Job:
All of the data below must be repeated exactly.

Record list:

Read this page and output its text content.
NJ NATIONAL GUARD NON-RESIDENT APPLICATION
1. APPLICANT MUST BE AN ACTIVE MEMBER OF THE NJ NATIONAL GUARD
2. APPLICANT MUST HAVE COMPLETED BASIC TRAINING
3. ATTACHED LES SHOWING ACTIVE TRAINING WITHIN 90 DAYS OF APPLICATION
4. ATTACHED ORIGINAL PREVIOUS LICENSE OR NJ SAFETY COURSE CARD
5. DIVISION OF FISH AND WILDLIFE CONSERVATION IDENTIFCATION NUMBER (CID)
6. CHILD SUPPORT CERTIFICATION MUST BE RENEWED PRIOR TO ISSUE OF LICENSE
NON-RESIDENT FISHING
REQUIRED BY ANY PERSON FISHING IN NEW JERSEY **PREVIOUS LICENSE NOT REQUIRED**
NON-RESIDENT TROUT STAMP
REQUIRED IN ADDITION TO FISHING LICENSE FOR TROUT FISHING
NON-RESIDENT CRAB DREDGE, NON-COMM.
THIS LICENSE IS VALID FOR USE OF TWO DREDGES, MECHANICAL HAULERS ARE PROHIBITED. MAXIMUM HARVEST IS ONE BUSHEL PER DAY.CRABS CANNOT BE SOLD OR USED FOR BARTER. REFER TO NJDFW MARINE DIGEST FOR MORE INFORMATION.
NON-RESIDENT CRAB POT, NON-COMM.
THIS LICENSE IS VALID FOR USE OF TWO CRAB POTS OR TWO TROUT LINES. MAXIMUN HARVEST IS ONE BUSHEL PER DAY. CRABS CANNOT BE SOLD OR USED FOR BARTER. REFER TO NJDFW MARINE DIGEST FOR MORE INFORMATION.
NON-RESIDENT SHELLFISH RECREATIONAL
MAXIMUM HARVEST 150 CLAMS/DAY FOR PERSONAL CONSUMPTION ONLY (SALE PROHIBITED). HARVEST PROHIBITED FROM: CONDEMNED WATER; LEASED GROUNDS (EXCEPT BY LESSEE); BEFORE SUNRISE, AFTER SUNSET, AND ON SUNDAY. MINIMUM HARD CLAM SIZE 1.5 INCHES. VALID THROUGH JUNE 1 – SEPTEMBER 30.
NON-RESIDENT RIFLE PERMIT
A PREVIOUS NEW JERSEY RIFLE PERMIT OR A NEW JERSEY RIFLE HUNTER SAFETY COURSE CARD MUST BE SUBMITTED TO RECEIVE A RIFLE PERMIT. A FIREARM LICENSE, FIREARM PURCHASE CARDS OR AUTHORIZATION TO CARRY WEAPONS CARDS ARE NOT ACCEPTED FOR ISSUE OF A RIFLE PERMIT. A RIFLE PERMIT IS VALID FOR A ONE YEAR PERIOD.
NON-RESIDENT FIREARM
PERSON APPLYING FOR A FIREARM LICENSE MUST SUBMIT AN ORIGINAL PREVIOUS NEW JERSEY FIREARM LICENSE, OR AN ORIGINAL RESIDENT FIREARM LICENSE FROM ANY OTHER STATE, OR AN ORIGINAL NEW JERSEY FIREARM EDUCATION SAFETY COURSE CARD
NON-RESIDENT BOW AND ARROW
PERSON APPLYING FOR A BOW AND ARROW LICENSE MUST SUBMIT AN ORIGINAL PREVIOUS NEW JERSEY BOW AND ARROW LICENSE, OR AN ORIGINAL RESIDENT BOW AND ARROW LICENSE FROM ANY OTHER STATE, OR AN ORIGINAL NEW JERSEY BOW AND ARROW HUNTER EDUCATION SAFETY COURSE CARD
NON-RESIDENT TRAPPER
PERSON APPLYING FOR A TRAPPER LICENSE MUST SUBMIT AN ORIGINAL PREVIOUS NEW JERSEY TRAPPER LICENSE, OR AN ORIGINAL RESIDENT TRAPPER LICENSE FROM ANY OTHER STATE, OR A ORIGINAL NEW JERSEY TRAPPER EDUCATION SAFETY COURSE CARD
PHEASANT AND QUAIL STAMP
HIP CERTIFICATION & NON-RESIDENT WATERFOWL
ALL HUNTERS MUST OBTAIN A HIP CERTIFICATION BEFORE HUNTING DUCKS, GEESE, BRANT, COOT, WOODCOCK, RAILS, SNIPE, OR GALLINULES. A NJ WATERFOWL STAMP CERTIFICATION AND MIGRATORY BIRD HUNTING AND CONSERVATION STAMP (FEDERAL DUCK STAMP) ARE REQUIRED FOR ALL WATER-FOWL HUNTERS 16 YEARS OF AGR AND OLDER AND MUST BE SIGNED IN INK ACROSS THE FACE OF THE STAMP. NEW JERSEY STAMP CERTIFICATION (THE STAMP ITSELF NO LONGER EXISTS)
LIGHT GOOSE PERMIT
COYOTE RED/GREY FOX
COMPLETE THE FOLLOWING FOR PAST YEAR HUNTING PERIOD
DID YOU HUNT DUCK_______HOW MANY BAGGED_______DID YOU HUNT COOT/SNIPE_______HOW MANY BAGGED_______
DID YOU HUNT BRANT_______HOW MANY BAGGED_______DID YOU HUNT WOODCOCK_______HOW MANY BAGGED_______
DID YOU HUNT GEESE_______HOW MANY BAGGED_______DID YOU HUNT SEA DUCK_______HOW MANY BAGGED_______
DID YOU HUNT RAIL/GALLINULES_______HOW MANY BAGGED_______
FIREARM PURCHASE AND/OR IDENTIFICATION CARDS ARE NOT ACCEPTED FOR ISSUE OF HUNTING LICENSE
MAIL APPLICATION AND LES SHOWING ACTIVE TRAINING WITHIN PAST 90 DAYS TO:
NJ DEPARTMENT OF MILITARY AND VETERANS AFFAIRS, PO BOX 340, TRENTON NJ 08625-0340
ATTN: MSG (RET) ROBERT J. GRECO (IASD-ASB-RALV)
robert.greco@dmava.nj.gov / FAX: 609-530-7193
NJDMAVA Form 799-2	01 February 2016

Solution:
Read this page and output its text content.
NJ NATIONAL GUARD NON-RESIDENT APPLICATION
1. APPLICANT MUST BE AN ACTIVE MEMBER OF THE NJ NATIONAL GUARD
2. APPLICANT MUST HAVE COMPLETED BASIC TRAINING
3. ATTACHED LES SHOWING ACTIVE TRAINING WITHIN 90 DAYS OF APPLICATION
4. ATTACHED ORIGINAL PREVIOUS LICENSE OR NJ SAFETY COURSE CARD
5. DIVISION OF FISH AND WILDLIFE CONSERVATION IDENTIFCATION NUMBER (CID)
6. CHILD SUPPORT CERTIFICATION MUST BE RENEWED PRIOR TO ISSUE OF LICENSE
NON-RESIDENT FISHING
REQUIRED BY ANY PERSON FISHING IN NEW JERSEY **PREVIOUS LICENSE NOT REQUIRED**
NON-RESIDENT TROUT STAMP
REQUIRED IN ADDITION TO FISHING LICENSE FOR TROUT FISHING
NON-RESIDENT CRAB DREDGE, NON-COMM.
THIS LICENSE IS VALID FOR USE OF TWO DREDGES, MECHANICAL HAULERS ARE PROHIBITED. MAXIMUM HARVEST IS ONE BUSHEL PER DAY.CRABS CANNOT BE SOLD OR USED FOR BARTER. REFER TO NJDFW MARINE DIGEST FOR MORE INFORMATION.
NON-RESIDENT CRAB POT, NON-COMM.
THIS LICENSE IS VALID FOR USE OF TWO CRAB POTS OR TWO TROUT LINES. MAXIMUN HARVEST IS ONE BUSHEL PER DAY. CRABS CANNOT BE SOLD OR USED FOR BARTER. REFER TO NJDFW MARINE DIGEST FOR MORE INFORMATION.
NON-RESIDENT SHELLFISH RECREATIONAL
MAXIMUM HARVEST 150 CLAMS/DAY FOR PERSONAL CONSUMPTION ONLY (SALE PROHIBITED). HARVEST PROHIBITED FROM: CONDEMNED WATER; LEASED GROUNDS (EXCEPT BY LESSEE); BEFORE SUNRISE, AFTER SUNSET, AND ON SUNDAY. MINIMUM HARD CLAM SIZE 1.5 INCHES. VALID THROUGH JUNE 1 – SEPTEMBER 30.
NON-RESIDENT RIFLE PERMIT
A PREVIOUS NEW JERSEY RIFLE PERMIT OR A NEW JERSEY RIFLE HUNTER SAFETY COURSE CARD MUST BE SUBMITTED TO RECEIVE A RIFLE PERMIT. A FIREARM LICENSE, FIREARM PURCHASE CARDS OR AUTHORIZATION TO CARRY WEAPONS CARDS ARE NOT ACCEPTED FOR ISSUE OF A RIFLE PERMIT. A RIFLE PERMIT IS VALID FOR A ONE YEAR PERIOD.
NON-RESIDENT FIREARM
PERSON APPLYING FOR A FIREARM LICENSE MUST SUBMIT AN ORIGINAL PREVIOUS NEW JERSEY FIREARM LICENSE, OR AN ORIGINAL RESIDENT FIREARM LICENSE FROM ANY OTHER STATE, OR AN ORIGINAL NEW JERSEY FIREARM EDUCATION SAFETY COURSE CARD
NON-RESIDENT BOW AND ARROW
PERSON APPLYING FOR A BOW AND ARROW LICENSE MUST SUBMIT AN ORIGINAL PREVIOUS NEW JERSEY BOW AND ARROW LICENSE, OR AN ORIGINAL RESIDENT BOW AND ARROW LICENSE FROM ANY OTHER STATE, OR AN ORIGINAL NEW JERSEY BOW AND ARROW HUNTER EDUCATION SAFETY COURSE CARD
NON-RESIDENT TRAPPER
PERSON APPLYING FOR A TRAPPER LICENSE MUST SUBMIT AN ORIGINAL PREVIOUS NEW JERSEY TRAPPER LICENSE, OR AN ORIGINAL RESIDENT TRAPPER LICENSE FROM ANY OTHER STATE, OR A ORIGINAL NEW JERSEY TRAPPER EDUCATION SAFETY COURSE CARD
PHEASANT AND QUAIL STAMP
HIP CERTIFICATION & NON-RESIDENT WATERFOWL
ALL HUNTERS MUST OBTAIN A HIP CERTIFICATION BEFORE HUNTING DUCKS, GEESE, BRANT, COOT, WOODCOCK, RAILS, SNIPE, OR GALLINULES. A NJ WATERFOWL STAMP CERTIFICATION AND MIGRATORY BIRD HUNTING AND CONSERVATION STAMP (FEDERAL DUCK STAMP) ARE REQUIRED FOR ALL WATER-FOWL HUNTERS 16 YEARS OF AGR AND OLDER AND MUST BE SIGNED IN INK ACROSS THE FACE OF THE STAMP. NEW JERSEY STAMP CERTIFICATION (THE STAMP ITSELF NO LONGER EXISTS)
LIGHT GOOSE PERMIT
COYOTE RED/GREY FOX
COMPLETE THE FOLLOWING FOR PAST YEAR HUNTING PERIOD
DID YOU HUNT DUCK_______HOW MANY BAGGED_______DID YOU HUNT COOT/SNIPE_______HOW MANY BAGGED_______
DID YOU HUNT BRANT_______HOW MANY BAGGED_______DID YOU HUNT WOODCOCK_______HOW MANY BAGGED_______
DID YOU HUNT GEESE_______HOW MANY BAGGED_______DID YOU HUNT SEA DUCK_______HOW MANY BAGGED_______
DID YOU HUNT RAIL/GALLINULES_______HOW MANY BAGGED_______
FIREARM PURCHASE AND/OR IDENTIFICATION CARDS ARE NOT ACCEPTED FOR ISSUE OF HUNTING LICENSE
MAIL APPLICATION AND LES SHOWING ACTIVE TRAINING WITHIN PAST 90 DAYS TO:
NJ DEPARTMENT OF MILITARY AND VETERANS AFFAIRS, PO BOX 340, TRENTON NJ 08625-0340
ATTN: MSG (RET) ROBERT J. GRECO (IASD-ASB-RALV)
robert.greco@dmava.nj.gov / FAX: 609-530-7193
NJDMAVA Form 799-2	01 February 2016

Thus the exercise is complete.